Copy all lines below containing "Wilfrido".

▶ Supplied data
━━━
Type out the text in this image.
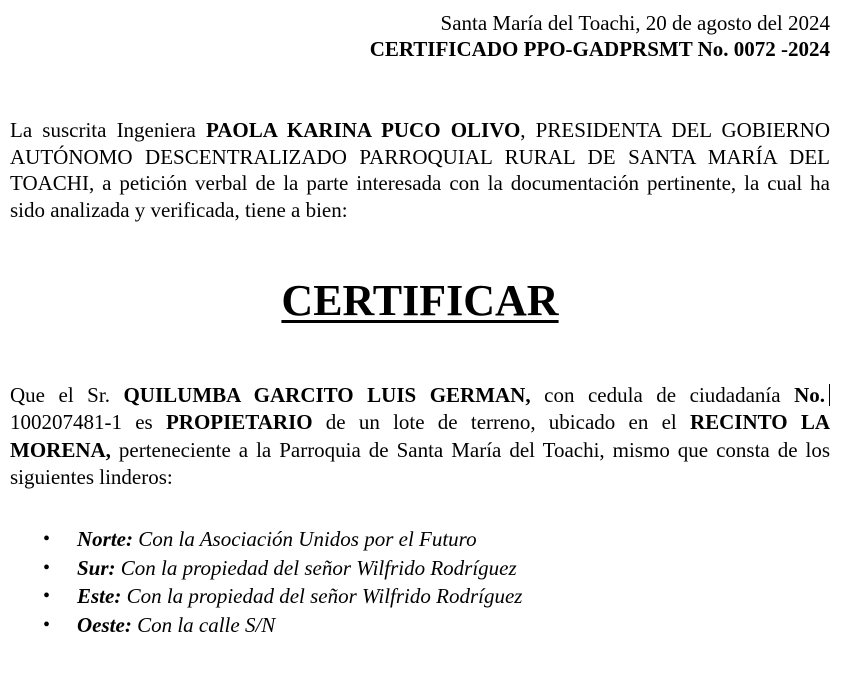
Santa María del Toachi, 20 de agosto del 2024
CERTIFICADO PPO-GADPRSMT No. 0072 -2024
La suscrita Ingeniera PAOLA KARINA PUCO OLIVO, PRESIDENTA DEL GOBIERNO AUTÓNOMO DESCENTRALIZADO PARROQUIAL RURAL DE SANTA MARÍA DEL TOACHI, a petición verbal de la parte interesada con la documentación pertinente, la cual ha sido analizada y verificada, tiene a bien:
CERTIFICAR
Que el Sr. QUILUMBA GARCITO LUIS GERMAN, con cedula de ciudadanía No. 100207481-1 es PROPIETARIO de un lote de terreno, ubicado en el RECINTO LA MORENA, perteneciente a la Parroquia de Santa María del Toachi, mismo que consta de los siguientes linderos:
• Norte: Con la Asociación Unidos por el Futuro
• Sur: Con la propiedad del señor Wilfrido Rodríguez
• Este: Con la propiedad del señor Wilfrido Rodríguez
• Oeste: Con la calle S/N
━━━
▶ Answer to the problem
• Sur: Con la propiedad del señor Wilfrido Rodríguez
• Este: Con la propiedad del señor Wilfrido Rodríguez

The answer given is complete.